Every record below should be printed exactly as given.

(Collected data)
-- begin --
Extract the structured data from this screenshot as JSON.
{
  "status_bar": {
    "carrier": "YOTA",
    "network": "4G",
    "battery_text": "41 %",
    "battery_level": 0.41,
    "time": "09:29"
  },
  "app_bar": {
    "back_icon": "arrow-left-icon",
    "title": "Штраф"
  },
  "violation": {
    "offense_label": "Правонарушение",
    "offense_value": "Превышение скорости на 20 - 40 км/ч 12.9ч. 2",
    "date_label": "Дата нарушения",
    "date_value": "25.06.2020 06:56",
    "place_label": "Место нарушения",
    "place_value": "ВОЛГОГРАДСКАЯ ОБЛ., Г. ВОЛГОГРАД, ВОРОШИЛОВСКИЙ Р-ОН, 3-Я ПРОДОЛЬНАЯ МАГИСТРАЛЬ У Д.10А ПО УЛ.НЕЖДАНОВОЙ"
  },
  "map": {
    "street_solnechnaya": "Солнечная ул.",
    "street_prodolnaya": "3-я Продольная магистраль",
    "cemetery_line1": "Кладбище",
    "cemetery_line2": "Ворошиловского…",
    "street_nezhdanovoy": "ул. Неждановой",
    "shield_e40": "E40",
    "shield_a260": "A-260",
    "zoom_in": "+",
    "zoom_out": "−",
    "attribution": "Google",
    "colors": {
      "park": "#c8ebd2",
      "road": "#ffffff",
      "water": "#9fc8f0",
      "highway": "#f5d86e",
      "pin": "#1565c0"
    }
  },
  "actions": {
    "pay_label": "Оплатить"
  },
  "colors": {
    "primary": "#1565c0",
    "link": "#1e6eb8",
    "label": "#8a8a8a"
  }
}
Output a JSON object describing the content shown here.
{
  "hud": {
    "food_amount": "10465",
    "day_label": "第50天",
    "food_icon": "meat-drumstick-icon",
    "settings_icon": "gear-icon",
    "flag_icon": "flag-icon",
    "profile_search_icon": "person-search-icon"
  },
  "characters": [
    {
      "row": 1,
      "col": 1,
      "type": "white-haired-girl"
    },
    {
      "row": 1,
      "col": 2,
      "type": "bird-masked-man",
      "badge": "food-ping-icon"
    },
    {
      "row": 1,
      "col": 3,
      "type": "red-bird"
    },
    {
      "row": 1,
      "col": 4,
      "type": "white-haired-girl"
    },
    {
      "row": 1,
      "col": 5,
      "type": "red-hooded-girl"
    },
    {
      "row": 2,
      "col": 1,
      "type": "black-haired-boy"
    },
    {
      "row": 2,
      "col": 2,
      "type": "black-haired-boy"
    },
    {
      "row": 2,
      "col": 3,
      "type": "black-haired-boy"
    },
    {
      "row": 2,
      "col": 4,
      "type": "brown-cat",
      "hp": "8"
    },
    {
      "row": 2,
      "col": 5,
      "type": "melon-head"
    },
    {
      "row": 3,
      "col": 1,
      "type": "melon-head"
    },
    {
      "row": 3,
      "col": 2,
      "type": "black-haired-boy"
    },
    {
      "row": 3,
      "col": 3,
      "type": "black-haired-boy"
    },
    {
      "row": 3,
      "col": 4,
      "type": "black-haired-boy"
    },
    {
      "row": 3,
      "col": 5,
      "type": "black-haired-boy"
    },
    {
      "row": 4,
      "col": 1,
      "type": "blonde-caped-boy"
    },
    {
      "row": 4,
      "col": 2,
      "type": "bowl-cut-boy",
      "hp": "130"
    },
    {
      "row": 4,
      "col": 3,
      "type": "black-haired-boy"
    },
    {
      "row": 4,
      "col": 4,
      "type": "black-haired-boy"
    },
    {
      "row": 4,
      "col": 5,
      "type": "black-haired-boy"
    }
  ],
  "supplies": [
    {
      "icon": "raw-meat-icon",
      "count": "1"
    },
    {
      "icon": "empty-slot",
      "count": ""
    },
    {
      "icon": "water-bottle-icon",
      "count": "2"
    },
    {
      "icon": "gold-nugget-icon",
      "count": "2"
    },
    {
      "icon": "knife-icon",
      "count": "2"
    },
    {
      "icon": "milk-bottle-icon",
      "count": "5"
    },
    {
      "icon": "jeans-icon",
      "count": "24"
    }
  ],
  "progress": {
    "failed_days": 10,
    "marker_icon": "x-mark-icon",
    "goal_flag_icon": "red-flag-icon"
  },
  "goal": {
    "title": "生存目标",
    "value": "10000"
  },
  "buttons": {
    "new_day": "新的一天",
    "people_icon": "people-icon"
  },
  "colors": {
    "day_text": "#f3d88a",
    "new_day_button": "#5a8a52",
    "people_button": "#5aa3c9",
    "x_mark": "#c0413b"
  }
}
-- end --
**RESULT FOR THIS EXERCISE:**
Extract the structured data from this screenshot as JSON.
{
  "status_bar": {
    "carrier": "YOTA",
    "network": "4G",
    "battery_text": "41 %",
    "battery_level": 0.41,
    "time": "09:29"
  },
  "app_bar": {
    "back_icon": "arrow-left-icon",
    "title": "Штраф"
  },
  "violation": {
    "offense_label": "Правонарушение",
    "offense_value": "Превышение скорости на 20 - 40 км/ч 12.9ч. 2",
    "date_label": "Дата нарушения",
    "date_value": "25.06.2020 06:56",
    "place_label": "Место нарушения",
    "place_value": "ВОЛГОГРАДСКАЯ ОБЛ., Г. ВОЛГОГРАД, ВОРОШИЛОВСКИЙ Р-ОН, 3-Я ПРОДОЛЬНАЯ МАГИСТРАЛЬ У Д.10А ПО УЛ.НЕЖДАНОВОЙ"
  },
  "map": {
    "street_solnechnaya": "Солнечная ул.",
    "street_prodolnaya": "3-я Продольная магистраль",
    "cemetery_line1": "Кладбище",
    "cemetery_line2": "Ворошиловского…",
    "street_nezhdanovoy": "ул. Неждановой",
    "shield_e40": "E40",
    "shield_a260": "A-260",
    "zoom_in": "+",
    "zoom_out": "−",
    "attribution": "Google",
    "colors": {
      "park": "#c8ebd2",
      "road": "#ffffff",
      "water": "#9fc8f0",
      "highway": "#f5d86e",
      "pin": "#1565c0"
    }
  },
  "actions": {
    "pay_label": "Оплатить"
  },
  "colors": {
    "primary": "#1565c0",
    "link": "#1e6eb8",
    "label": "#8a8a8a"
  }
}
Output a JSON object describing the content shown here.
{
  "hud": {
    "food_amount": "10465",
    "day_label": "第50天",
    "food_icon": "meat-drumstick-icon",
    "settings_icon": "gear-icon",
    "flag_icon": "flag-icon",
    "profile_search_icon": "person-search-icon"
  },
  "characters": [
    {
      "row": 1,
      "col": 1,
      "type": "white-haired-girl"
    },
    {
      "row": 1,
      "col": 2,
      "type": "bird-masked-man",
      "badge": "food-ping-icon"
    },
    {
      "row": 1,
      "col": 3,
      "type": "red-bird"
    },
    {
      "row": 1,
      "col": 4,
      "type": "white-haired-girl"
    },
    {
      "row": 1,
      "col": 5,
      "type": "red-hooded-girl"
    },
    {
      "row": 2,
      "col": 1,
      "type": "black-haired-boy"
    },
    {
      "row": 2,
      "col": 2,
      "type": "black-haired-boy"
    },
    {
      "row": 2,
      "col": 3,
      "type": "black-haired-boy"
    },
    {
      "row": 2,
      "col": 4,
      "type": "brown-cat",
      "hp": "8"
    },
    {
      "row": 2,
      "col": 5,
      "type": "melon-head"
    },
    {
      "row": 3,
      "col": 1,
      "type": "melon-head"
    },
    {
      "row": 3,
      "col": 2,
      "type": "black-haired-boy"
    },
    {
      "row": 3,
      "col": 3,
      "type": "black-haired-boy"
    },
    {
      "row": 3,
      "col": 4,
      "type": "black-haired-boy"
    },
    {
      "row": 3,
      "col": 5,
      "type": "black-haired-boy"
    },
    {
      "row": 4,
      "col": 1,
      "type": "blonde-caped-boy"
    },
    {
      "row": 4,
      "col": 2,
      "type": "bowl-cut-boy",
      "hp": "130"
    },
    {
      "row": 4,
      "col": 3,
      "type": "black-haired-boy"
    },
    {
      "row": 4,
      "col": 4,
      "type": "black-haired-boy"
    },
    {
      "row": 4,
      "col": 5,
      "type": "black-haired-boy"
    }
  ],
  "supplies": [
    {
      "icon": "raw-meat-icon",
      "count": "1"
    },
    {
      "icon": "empty-slot",
      "count": ""
    },
    {
      "icon": "water-bottle-icon",
      "count": "2"
    },
    {
      "icon": "gold-nugget-icon",
      "count": "2"
    },
    {
      "icon": "knife-icon",
      "count": "2"
    },
    {
      "icon": "milk-bottle-icon",
      "count": "5"
    },
    {
      "icon": "jeans-icon",
      "count": "24"
    }
  ],
  "progress": {
    "failed_days": 10,
    "marker_icon": "x-mark-icon",
    "goal_flag_icon": "red-flag-icon"
  },
  "goal": {
    "title": "生存目标",
    "value": "10000"
  },
  "buttons": {
    "new_day": "新的一天",
    "people_icon": "people-icon"
  },
  "colors": {
    "day_text": "#f3d88a",
    "new_day_button": "#5a8a52",
    "people_button": "#5aa3c9",
    "x_mark": "#c0413b"
  }
}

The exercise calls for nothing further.